======== Extracted information

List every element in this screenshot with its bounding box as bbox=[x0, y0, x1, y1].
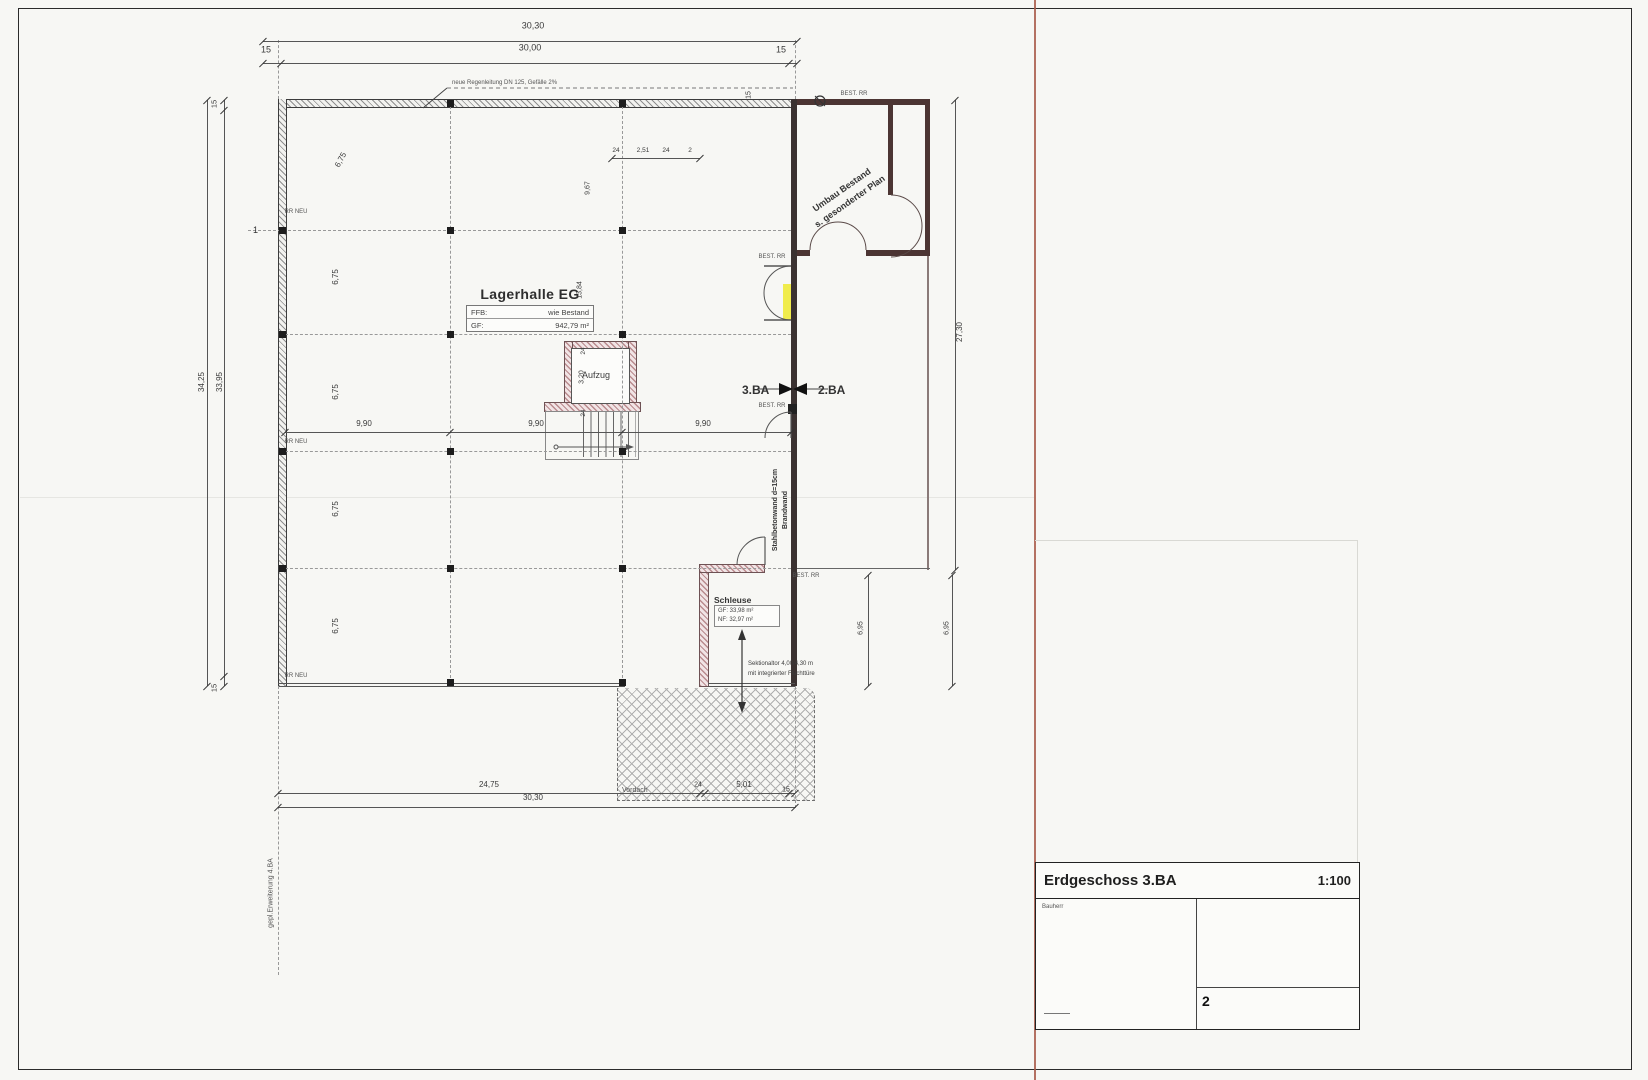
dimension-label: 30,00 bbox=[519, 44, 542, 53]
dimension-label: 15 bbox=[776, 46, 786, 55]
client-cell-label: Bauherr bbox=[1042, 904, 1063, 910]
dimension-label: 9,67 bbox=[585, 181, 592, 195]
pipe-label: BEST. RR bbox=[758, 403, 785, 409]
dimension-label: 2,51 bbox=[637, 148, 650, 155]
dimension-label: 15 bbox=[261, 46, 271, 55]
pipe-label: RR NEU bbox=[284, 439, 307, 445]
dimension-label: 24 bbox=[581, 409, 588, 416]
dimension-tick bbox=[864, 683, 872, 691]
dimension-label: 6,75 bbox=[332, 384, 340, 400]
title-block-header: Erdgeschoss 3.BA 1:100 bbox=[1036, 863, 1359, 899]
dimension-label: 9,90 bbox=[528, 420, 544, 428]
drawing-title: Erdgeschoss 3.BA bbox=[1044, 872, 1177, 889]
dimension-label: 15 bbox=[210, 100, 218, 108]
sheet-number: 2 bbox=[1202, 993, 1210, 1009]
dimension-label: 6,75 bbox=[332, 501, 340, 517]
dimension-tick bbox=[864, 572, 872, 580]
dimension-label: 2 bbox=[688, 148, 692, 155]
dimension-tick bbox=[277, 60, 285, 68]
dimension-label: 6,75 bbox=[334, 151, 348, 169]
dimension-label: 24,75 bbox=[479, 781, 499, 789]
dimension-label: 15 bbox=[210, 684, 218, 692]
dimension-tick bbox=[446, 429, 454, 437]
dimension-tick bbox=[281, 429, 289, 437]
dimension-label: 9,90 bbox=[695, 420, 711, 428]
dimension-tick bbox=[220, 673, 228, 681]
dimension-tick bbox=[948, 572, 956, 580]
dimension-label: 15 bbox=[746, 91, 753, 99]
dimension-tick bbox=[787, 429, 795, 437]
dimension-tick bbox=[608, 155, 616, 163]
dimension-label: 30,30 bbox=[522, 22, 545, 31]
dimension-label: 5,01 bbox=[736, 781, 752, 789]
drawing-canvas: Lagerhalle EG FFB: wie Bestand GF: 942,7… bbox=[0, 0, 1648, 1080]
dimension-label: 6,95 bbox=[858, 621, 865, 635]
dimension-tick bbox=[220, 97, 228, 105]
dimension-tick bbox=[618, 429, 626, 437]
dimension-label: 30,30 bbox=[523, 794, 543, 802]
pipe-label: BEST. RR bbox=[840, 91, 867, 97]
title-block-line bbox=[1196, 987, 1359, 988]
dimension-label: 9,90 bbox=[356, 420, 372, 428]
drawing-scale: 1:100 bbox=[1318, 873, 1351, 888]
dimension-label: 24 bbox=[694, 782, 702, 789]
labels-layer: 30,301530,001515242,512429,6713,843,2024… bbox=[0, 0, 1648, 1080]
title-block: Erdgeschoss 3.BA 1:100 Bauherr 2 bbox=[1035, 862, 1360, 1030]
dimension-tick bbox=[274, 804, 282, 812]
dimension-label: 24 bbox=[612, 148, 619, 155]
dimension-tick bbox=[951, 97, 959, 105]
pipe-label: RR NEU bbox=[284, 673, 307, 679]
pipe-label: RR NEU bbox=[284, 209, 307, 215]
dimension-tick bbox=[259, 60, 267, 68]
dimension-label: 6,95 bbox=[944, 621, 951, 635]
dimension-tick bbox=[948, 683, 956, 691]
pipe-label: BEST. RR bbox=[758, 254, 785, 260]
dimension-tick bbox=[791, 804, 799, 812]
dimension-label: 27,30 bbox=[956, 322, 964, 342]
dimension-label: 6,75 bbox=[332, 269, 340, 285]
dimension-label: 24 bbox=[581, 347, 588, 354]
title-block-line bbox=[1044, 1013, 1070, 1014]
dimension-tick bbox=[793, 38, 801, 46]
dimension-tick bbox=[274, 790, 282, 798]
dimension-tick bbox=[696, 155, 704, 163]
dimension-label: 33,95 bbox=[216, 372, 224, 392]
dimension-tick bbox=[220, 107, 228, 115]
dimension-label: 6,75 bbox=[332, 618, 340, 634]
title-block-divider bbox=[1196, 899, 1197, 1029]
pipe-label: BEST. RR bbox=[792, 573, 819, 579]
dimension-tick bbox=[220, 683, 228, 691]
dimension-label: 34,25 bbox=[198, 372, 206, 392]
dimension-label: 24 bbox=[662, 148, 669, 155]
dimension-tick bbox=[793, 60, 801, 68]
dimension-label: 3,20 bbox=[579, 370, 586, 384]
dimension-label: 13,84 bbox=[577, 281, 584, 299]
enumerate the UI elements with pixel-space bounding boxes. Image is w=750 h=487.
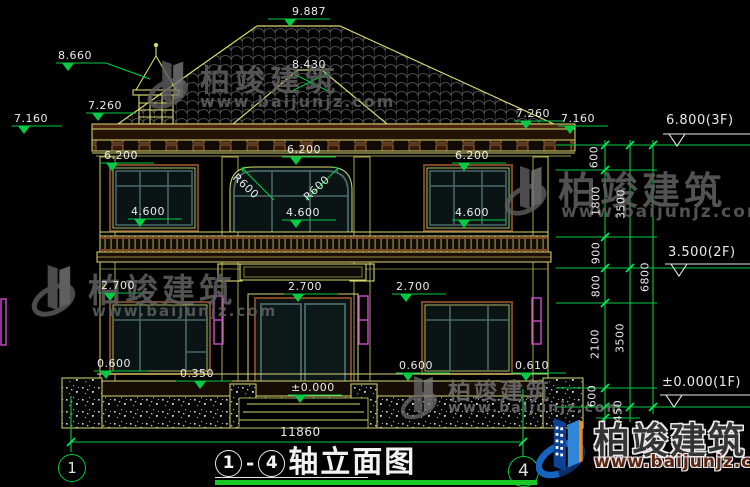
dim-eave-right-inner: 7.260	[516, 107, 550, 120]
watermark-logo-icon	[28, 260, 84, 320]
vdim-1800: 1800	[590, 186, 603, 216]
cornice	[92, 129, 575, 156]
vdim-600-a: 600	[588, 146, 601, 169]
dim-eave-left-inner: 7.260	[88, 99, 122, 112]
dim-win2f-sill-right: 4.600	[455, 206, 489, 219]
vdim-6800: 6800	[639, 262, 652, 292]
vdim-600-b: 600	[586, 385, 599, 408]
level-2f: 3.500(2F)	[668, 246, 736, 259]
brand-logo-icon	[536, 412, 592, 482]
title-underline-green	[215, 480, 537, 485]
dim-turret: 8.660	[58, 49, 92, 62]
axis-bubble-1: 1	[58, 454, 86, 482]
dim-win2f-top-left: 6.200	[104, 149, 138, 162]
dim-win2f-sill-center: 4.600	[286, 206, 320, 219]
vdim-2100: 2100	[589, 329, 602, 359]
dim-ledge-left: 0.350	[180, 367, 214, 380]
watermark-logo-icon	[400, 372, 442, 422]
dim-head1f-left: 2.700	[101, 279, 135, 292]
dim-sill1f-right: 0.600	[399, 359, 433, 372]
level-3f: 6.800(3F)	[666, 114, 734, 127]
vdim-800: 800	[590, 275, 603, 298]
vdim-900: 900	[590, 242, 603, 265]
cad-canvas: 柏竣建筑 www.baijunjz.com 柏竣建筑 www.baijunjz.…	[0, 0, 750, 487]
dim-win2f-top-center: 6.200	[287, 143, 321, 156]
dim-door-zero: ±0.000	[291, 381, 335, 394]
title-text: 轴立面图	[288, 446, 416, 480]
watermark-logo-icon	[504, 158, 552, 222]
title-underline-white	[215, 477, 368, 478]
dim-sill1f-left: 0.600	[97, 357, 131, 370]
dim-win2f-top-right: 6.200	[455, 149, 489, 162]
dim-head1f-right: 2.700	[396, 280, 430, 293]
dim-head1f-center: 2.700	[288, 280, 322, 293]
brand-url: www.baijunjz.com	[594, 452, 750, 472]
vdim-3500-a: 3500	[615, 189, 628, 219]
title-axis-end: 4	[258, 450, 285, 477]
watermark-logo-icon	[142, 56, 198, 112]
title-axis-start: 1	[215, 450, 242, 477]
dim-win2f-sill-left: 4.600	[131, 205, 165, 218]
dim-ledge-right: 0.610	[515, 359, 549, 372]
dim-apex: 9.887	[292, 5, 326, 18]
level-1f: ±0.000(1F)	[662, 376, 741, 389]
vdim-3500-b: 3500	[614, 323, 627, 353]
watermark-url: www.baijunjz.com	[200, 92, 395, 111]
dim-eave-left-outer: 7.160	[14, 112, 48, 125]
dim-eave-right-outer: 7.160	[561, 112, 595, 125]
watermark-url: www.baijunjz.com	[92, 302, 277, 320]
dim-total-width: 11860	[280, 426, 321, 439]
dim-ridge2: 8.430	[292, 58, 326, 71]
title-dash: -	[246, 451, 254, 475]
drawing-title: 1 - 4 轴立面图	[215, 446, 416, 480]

================

> **Directions**
Copy the lines above exactly as they appear. Begin at the line that contains "107, 550, 120]" and stop after the line that contains "cad-canvas: 柏竣建筑 www.baijunjz.com".

> **Task response**
dim-eave-right-inner: 7.260	[516, 107, 550, 120]
watermark-logo-icon	[28, 260, 84, 320]
vdim-1800: 1800	[590, 186, 603, 216]
cornice	[92, 129, 575, 156]
vdim-600-a: 600	[588, 146, 601, 169]
dim-eave-left-inner: 7.260	[88, 99, 122, 112]
dim-win2f-sill-right: 4.600	[455, 206, 489, 219]
vdim-6800: 6800	[639, 262, 652, 292]
vdim-600-b: 600	[586, 385, 599, 408]
level-2f: 3.500(2F)	[668, 246, 736, 259]
brand-logo-icon	[536, 412, 592, 482]
title-underline-green	[215, 480, 537, 485]
dim-turret: 8.660	[58, 49, 92, 62]
axis-bubble-1: 1	[58, 454, 86, 482]
dim-win2f-top-left: 6.200	[104, 149, 138, 162]
dim-win2f-sill-center: 4.600	[286, 206, 320, 219]
vdim-2100: 2100	[589, 329, 602, 359]
dim-ledge-left: 0.350	[180, 367, 214, 380]
watermark-logo-icon	[400, 372, 442, 422]
dim-head1f-left: 2.700	[101, 279, 135, 292]
dim-sill1f-right: 0.600	[399, 359, 433, 372]
level-3f: 6.800(3F)	[666, 114, 734, 127]
vdim-800: 800	[590, 275, 603, 298]
vdim-900: 900	[590, 242, 603, 265]
cad-canvas: 柏竣建筑 www.baijunjz.com 柏竣建筑 www.baijunjz.…	[0, 0, 750, 487]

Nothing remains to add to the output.